[[ Document segment open ]]

Methodology: The Power Law Model
This analysis uses the Bitcoin Power Law model to estimate price bands for 2028. The model fits a power function to Bitcoin's historical price data on a log-log scale, producing three bands that have accurately framed price movement across four complete halving cycles.
The Power Law's strength lies in its simplicity -- it uses only time as an input variable, avoiding the noise of short-term market dynamics. The support, fair value, and resistance bands provide a structural view of Bitcoin's growth trajectory.
2028 Price Bands
For 2028, the Power Law model projects:
Support: ~$105,000 -- The floor price where Bitcoin would be deeply undervalued. In a halving year, price near support would represent a historically strong accumulation signal.
Fair Value: ~$263,000 -- The model's central estimate for 2028. This represents Bitcoin's expected price based on its long-term growth pattern.
Resistance: ~$601,000 -- The ceiling where Bitcoin would be overheated. Reaching this level in a halving year would be unprecedented, as halving years typically see more moderate price action with explosive moves coming in the following year.
The 5th Halving
The 5th Bitcoin halving, expected around April 2028, will cut the block reward from 3.125 BTC to 1.5625 BTC. This reduces the annual new Bitcoin supply to approximately 82,125 BTC -- a tiny fraction of the 21 million total supply cap.

[[ Document segment closed ]]

### What you need to do
Extend the text on Bitcoin's 2028 Power Law price bands, picking up after its last sentence about the 5th halving's effect on annual supply. The items that come next are from a separate source and have no connection to the Bitcoin text.

[[ Entries provided open ]]

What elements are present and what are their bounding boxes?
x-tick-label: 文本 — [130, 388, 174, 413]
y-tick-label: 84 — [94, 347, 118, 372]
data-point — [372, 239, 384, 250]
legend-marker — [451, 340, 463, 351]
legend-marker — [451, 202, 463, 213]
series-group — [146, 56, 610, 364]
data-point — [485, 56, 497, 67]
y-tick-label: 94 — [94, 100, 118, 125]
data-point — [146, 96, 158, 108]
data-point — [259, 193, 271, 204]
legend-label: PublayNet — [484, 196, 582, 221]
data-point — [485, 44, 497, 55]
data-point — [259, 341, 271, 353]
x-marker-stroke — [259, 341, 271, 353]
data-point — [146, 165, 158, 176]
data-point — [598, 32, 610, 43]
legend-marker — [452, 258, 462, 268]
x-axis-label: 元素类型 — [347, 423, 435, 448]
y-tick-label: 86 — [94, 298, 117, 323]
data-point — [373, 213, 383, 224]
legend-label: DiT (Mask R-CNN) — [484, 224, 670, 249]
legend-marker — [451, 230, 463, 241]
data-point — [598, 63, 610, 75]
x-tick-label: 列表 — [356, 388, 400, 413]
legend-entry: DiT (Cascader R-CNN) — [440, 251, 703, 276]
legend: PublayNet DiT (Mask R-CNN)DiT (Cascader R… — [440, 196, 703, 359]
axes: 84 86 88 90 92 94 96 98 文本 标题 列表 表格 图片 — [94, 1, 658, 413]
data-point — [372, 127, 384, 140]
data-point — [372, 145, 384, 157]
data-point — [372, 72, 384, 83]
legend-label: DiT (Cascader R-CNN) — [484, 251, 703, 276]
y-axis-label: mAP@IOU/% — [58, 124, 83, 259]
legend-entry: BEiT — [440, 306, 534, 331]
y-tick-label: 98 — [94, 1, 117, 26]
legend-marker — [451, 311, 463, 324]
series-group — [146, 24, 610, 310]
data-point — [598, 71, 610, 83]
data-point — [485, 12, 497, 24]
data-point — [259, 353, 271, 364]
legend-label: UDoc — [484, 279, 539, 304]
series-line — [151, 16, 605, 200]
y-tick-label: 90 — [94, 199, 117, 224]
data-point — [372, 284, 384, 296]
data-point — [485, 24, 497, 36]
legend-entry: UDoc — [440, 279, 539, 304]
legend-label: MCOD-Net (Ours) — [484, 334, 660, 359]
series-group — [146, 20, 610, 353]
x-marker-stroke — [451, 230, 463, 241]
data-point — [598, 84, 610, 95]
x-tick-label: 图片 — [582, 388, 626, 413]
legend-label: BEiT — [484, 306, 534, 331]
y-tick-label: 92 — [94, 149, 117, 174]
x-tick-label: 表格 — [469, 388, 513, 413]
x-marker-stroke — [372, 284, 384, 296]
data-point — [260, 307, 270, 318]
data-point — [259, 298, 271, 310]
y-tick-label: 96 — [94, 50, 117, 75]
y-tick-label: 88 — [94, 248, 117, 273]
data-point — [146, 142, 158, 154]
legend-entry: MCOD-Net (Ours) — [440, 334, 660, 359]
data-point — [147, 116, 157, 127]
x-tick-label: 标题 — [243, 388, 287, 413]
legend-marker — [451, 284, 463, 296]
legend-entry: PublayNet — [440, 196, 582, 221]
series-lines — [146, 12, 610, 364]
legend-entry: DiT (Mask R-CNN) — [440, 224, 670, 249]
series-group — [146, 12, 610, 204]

[[ Entries provided closed ]]

### Output of the exercise
Each halving has historically been followed by a bull market, though with diminishing percentage returns: - 2012 halving -- followed by ~100x gain to cycle top - 2016 halving -- followed by ~30x gain - 2020 halving -- followed by ~8x gain - 2024 halving -- cycle still in progress
By 2028, Bitcoin's annual inflation rate will drop below 0.4%, making it significantly harder money than gold (~1.5% annual supply increase). The scarcity narrative strengthens with each halving, though the marginal impact on supply-demand decreases as mining rewards become a smaller fraction of total coins in circulation.
Risks and Limitations
Projecting to 2028 involves substantial uncertainty:
Halving impact uncertainty -- While all four previous halvings preceded bull markets, the sample size is small. The diminishing returns pattern could mean the 5th halving has a muted price effect.
Model extrapolation -- The Power Law is extrapolating a 15-year trend to nearly 20 years. The further the extrapolation, the larger the potential error.
Market structure changes -- By 2028, Bitcoin ETFs, institutional custody, and sovereign adoption may have fundamentally altered market dynamics in ways not captured by historical data.
This is model-based analysis, not financial advice. Always consider multiple data sources and your personal risk tolerance.